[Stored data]
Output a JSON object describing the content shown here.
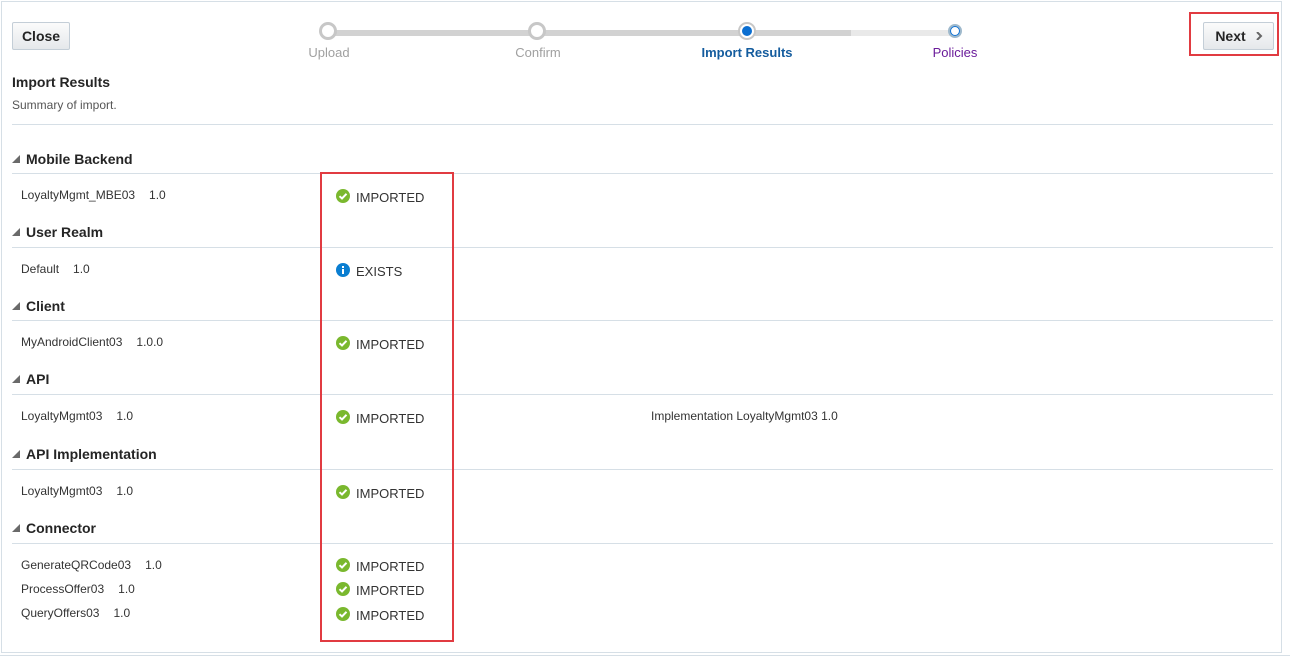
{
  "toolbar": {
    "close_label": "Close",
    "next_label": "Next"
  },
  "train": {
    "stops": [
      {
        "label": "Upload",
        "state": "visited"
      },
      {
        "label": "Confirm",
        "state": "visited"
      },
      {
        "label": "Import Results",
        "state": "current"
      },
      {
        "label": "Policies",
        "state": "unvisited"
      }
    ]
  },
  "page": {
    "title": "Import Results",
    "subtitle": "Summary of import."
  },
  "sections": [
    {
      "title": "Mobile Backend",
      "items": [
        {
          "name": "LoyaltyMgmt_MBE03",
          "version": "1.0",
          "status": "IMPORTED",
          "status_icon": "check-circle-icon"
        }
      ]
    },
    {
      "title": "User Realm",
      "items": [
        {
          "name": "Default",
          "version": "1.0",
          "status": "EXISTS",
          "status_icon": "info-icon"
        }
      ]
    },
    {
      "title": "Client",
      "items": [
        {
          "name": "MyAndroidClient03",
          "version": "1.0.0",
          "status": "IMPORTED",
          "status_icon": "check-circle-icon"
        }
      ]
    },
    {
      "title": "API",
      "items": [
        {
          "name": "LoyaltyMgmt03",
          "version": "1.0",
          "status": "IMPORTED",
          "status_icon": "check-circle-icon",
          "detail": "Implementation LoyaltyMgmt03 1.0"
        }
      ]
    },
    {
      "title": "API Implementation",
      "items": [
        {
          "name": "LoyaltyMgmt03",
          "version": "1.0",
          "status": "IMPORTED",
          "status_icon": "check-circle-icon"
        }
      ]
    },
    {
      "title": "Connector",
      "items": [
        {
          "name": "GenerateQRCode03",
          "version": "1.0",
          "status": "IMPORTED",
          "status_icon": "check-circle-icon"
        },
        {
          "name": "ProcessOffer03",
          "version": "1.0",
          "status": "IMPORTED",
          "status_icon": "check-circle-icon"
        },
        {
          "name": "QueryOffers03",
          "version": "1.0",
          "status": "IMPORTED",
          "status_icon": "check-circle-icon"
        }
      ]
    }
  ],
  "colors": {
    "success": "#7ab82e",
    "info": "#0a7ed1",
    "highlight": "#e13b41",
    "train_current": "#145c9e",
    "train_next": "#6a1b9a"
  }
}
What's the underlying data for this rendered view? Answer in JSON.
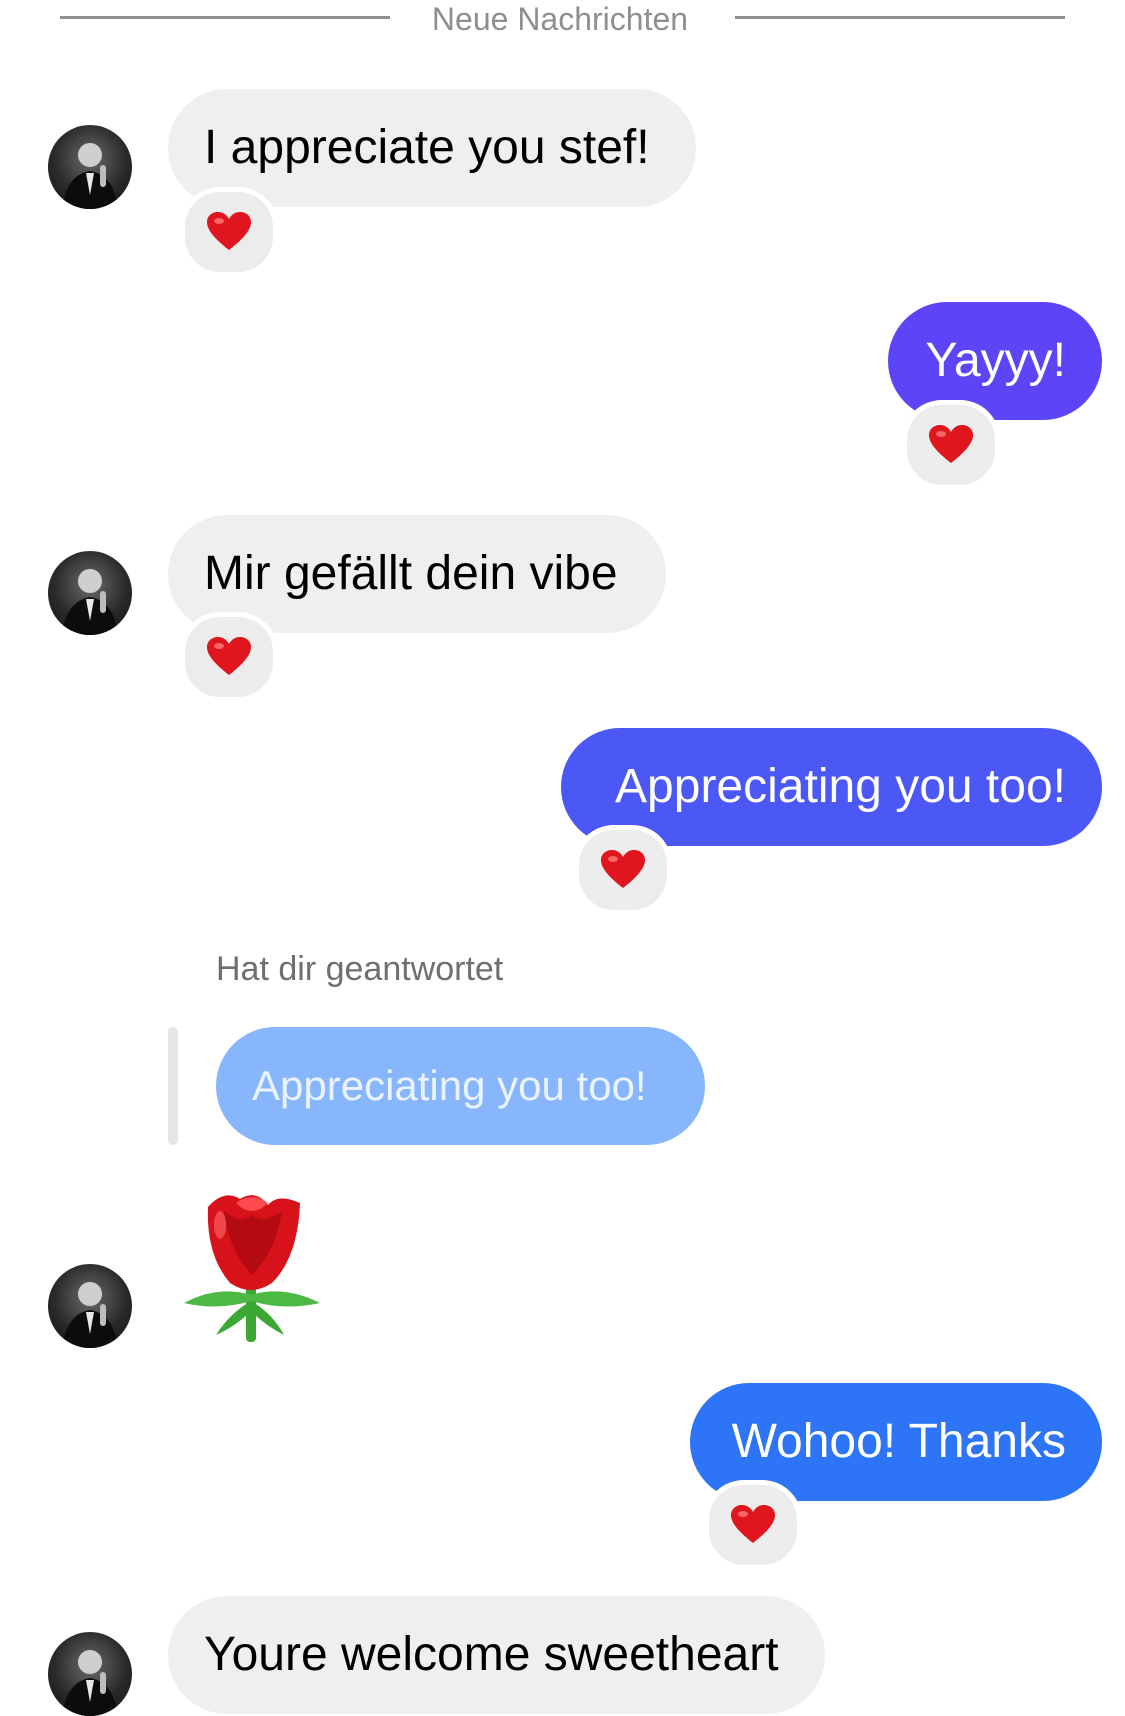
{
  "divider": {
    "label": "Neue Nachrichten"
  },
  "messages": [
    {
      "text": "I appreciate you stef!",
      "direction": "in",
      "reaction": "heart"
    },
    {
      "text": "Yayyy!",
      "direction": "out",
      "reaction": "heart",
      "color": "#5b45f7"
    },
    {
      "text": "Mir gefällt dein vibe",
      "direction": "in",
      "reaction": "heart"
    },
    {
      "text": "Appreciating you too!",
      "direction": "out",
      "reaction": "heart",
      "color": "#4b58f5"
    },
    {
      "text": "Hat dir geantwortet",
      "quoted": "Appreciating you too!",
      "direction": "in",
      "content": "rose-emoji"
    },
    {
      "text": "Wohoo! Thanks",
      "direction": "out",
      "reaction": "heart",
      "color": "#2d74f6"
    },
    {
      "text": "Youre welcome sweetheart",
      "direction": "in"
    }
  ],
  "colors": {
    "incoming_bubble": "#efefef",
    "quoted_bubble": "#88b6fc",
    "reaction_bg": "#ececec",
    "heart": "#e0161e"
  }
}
==
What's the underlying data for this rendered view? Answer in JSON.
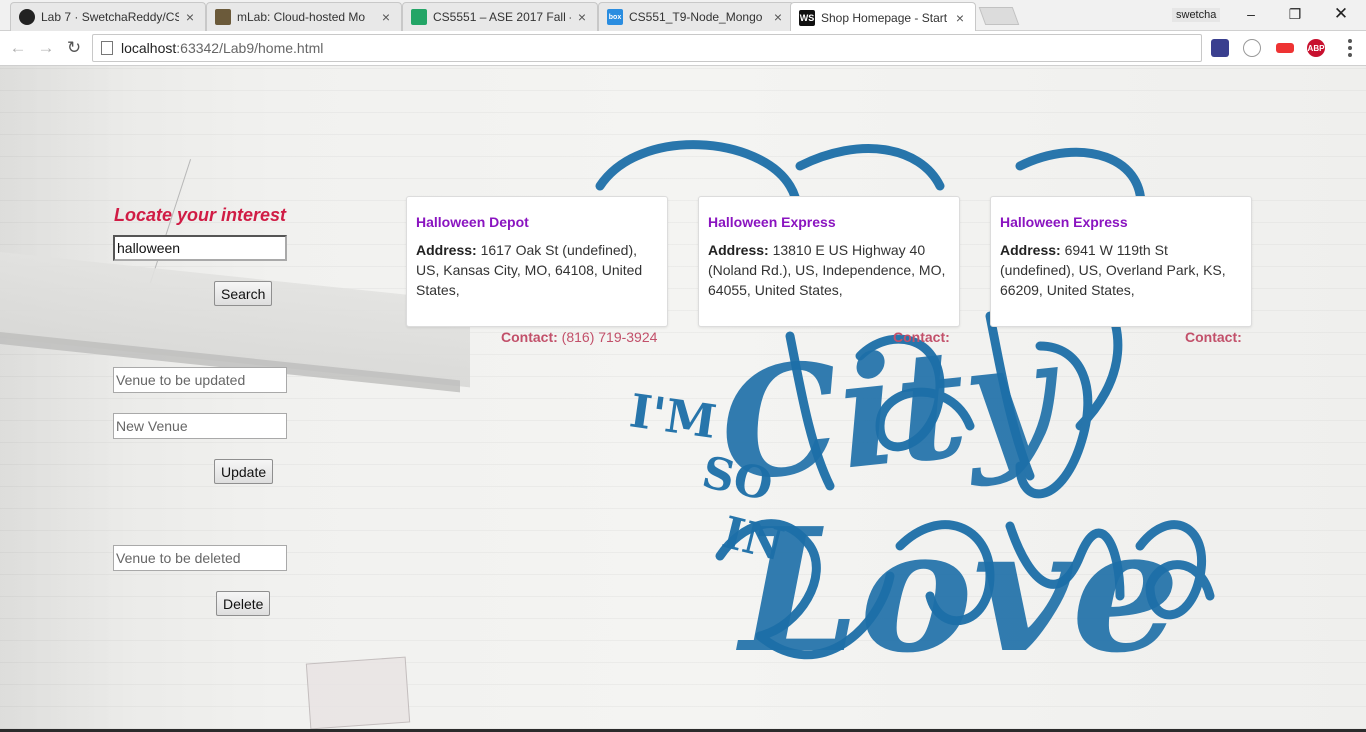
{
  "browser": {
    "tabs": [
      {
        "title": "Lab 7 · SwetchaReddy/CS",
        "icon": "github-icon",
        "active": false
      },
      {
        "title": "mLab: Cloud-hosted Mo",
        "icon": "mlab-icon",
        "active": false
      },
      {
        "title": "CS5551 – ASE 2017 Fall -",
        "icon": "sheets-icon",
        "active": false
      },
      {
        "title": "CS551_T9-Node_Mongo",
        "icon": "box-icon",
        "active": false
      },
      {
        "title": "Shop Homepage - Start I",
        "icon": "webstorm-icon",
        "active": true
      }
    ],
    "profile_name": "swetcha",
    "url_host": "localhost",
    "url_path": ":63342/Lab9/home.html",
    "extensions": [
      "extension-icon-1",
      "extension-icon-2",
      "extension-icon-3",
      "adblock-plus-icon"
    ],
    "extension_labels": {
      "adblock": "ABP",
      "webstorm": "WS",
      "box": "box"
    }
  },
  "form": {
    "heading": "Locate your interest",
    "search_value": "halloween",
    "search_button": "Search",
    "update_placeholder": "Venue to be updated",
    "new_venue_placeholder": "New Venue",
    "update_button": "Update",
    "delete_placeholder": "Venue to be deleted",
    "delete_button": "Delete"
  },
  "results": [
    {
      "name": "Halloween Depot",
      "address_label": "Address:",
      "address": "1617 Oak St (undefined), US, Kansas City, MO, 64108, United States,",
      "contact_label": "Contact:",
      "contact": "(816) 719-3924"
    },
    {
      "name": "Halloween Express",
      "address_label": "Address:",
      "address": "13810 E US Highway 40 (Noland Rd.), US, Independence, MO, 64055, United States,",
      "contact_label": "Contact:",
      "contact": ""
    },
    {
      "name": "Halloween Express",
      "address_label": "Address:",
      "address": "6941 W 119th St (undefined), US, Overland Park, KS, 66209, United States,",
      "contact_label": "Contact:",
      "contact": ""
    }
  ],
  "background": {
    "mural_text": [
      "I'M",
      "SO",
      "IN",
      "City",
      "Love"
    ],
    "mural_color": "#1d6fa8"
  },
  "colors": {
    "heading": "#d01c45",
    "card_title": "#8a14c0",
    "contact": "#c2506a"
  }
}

TASK:
Pick out lines containing the word "Implementation", each one as written.

TASK SOLUTION:
          "detail": "Implementation LoyaltyMgmt03 1.0"
      "title": "API Implementation",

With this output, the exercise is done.